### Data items
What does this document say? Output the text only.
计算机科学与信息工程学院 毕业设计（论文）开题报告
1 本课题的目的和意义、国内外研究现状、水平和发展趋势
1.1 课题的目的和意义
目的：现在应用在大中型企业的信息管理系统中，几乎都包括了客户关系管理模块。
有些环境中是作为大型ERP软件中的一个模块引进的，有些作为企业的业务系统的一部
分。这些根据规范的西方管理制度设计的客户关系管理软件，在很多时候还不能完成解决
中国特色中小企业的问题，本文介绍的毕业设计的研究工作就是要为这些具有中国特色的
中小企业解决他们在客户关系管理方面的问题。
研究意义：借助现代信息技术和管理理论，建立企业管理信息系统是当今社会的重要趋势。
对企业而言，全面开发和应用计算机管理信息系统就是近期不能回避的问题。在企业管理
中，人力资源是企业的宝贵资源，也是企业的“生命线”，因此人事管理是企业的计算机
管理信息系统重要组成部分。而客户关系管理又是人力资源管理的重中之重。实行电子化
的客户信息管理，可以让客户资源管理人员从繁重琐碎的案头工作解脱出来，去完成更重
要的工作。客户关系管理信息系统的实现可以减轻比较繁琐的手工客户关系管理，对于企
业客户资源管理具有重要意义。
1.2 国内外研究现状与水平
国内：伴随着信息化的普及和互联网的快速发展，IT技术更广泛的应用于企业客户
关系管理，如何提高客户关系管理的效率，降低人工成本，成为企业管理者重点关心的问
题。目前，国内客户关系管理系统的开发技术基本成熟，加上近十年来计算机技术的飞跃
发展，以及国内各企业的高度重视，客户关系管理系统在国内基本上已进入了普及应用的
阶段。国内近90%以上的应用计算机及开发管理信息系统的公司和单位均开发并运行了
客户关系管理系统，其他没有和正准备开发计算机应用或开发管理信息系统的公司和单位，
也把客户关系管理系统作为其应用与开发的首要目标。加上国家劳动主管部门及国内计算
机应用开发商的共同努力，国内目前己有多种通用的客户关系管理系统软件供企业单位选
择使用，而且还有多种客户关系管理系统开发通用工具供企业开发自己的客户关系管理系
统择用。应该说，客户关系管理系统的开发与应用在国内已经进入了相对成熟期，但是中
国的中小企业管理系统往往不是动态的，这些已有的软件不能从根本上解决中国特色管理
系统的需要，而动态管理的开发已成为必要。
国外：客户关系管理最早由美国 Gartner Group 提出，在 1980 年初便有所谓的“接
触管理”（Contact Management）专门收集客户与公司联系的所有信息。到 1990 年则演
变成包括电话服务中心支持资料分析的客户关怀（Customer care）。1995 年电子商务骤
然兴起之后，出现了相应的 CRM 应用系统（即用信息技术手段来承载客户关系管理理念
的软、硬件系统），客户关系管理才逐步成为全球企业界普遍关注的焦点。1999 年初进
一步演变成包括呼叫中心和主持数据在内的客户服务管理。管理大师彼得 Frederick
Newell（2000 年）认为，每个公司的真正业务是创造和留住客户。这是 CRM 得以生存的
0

### WHAT THIS TASK INVOLVES
Copy out each record, keeping every word as it is.

### EXERCISE ANSWER
What does this document say? Output the text only.
计算机科学与信息工程学院 毕业设计（论文）开题报告
1 本课题的目的和意义、国内外研究现状、水平和发展趋势
1.1 课题的目的和意义
目的：现在应用在大中型企业的信息管理系统中，几乎都包括了客户关系管理模块。
有些环境中是作为大型ERP软件中的一个模块引进的，有些作为企业的业务系统的一部
分。这些根据规范的西方管理制度设计的客户关系管理软件，在很多时候还不能完成解决
中国特色中小企业的问题，本文介绍的毕业设计的研究工作就是要为这些具有中国特色的
中小企业解决他们在客户关系管理方面的问题。
研究意义：借助现代信息技术和管理理论，建立企业管理信息系统是当今社会的重要趋势。
对企业而言，全面开发和应用计算机管理信息系统就是近期不能回避的问题。在企业管理
中，人力资源是企业的宝贵资源，也是企业的“生命线”，因此人事管理是企业的计算机
管理信息系统重要组成部分。而客户关系管理又是人力资源管理的重中之重。实行电子化
的客户信息管理，可以让客户资源管理人员从繁重琐碎的案头工作解脱出来，去完成更重
要的工作。客户关系管理信息系统的实现可以减轻比较繁琐的手工客户关系管理，对于企
业客户资源管理具有重要意义。
1.2 国内外研究现状与水平
国内：伴随着信息化的普及和互联网的快速发展，IT技术更广泛的应用于企业客户
关系管理，如何提高客户关系管理的效率，降低人工成本，成为企业管理者重点关心的问
题。目前，国内客户关系管理系统的开发技术基本成熟，加上近十年来计算机技术的飞跃
发展，以及国内各企业的高度重视，客户关系管理系统在国内基本上已进入了普及应用的
阶段。国内近90%以上的应用计算机及开发管理信息系统的公司和单位均开发并运行了
客户关系管理系统，其他没有和正准备开发计算机应用或开发管理信息系统的公司和单位，
也把客户关系管理系统作为其应用与开发的首要目标。加上国家劳动主管部门及国内计算
机应用开发商的共同努力，国内目前己有多种通用的客户关系管理系统软件供企业单位选
择使用，而且还有多种客户关系管理系统开发通用工具供企业开发自己的客户关系管理系
统择用。应该说，客户关系管理系统的开发与应用在国内已经进入了相对成熟期，但是中
国的中小企业管理系统往往不是动态的，这些已有的软件不能从根本上解决中国特色管理
系统的需要，而动态管理的开发已成为必要。
国外：客户关系管理最早由美国 Gartner Group 提出，在 1980 年初便有所谓的“接
触管理”（Contact Management）专门收集客户与公司联系的所有信息。到 1990 年则演
变成包括电话服务中心支持资料分析的客户关怀（Customer care）。1995 年电子商务骤
然兴起之后，出现了相应的 CRM 应用系统（即用信息技术手段来承载客户关系管理理念
的软、硬件系统），客户关系管理才逐步成为全球企业界普遍关注的焦点。1999 年初进
一步演变成包括呼叫中心和主持数据在内的客户服务管理。管理大师彼得 Frederick
Newell（2000 年）认为，每个公司的真正业务是创造和留住客户。这是 CRM 得以生存的
0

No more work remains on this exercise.